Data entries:
#####

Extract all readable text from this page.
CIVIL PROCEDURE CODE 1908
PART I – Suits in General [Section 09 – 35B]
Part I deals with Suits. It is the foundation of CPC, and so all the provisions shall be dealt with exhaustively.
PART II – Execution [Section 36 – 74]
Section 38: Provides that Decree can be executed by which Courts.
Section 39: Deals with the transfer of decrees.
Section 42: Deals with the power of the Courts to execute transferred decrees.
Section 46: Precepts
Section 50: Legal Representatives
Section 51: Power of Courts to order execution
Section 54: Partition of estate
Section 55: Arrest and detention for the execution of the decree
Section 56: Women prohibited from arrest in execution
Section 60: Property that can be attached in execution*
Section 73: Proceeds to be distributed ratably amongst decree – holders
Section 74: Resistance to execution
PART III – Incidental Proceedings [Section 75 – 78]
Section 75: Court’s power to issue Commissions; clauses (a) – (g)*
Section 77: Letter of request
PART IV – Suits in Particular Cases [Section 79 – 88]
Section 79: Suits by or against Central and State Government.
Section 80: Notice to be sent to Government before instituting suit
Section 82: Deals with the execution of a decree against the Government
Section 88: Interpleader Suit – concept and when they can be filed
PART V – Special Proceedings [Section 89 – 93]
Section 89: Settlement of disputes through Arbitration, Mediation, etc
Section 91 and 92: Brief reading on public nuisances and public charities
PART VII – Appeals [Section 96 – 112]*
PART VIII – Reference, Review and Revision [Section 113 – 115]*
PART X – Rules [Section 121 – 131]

#####

• WHAT THE TASK REQUIRES
Write an exact transcription of every entry above.

• SOLUTION TO THIS TASK
Extract all readable text from this page.
CIVIL PROCEDURE CODE 1908
PART I – Suits in General [Section 09 – 35B]
Part I deals with Suits. It is the foundation of CPC, and so all the provisions shall be dealt with exhaustively.
PART II – Execution [Section 36 – 74]
Section 38: Provides that Decree can be executed by which Courts.
Section 39: Deals with the transfer of decrees.
Section 42: Deals with the power of the Courts to execute transferred decrees.
Section 46: Precepts
Section 50: Legal Representatives
Section 51: Power of Courts to order execution
Section 54: Partition of estate
Section 55: Arrest and detention for the execution of the decree
Section 56: Women prohibited from arrest in execution
Section 60: Property that can be attached in execution*
Section 73: Proceeds to be distributed ratably amongst decree – holders
Section 74: Resistance to execution
PART III – Incidental Proceedings [Section 75 – 78]
Section 75: Court’s power to issue Commissions; clauses (a) – (g)*
Section 77: Letter of request
PART IV – Suits in Particular Cases [Section 79 – 88]
Section 79: Suits by or against Central and State Government.
Section 80: Notice to be sent to Government before instituting suit
Section 82: Deals with the execution of a decree against the Government
Section 88: Interpleader Suit – concept and when they can be filed
PART V – Special Proceedings [Section 89 – 93]
Section 89: Settlement of disputes through Arbitration, Mediation, etc
Section 91 and 92: Brief reading on public nuisances and public charities
PART VII – Appeals [Section 96 – 112]*
PART VIII – Reference, Review and Revision [Section 113 – 115]*
PART X – Rules [Section 121 – 131]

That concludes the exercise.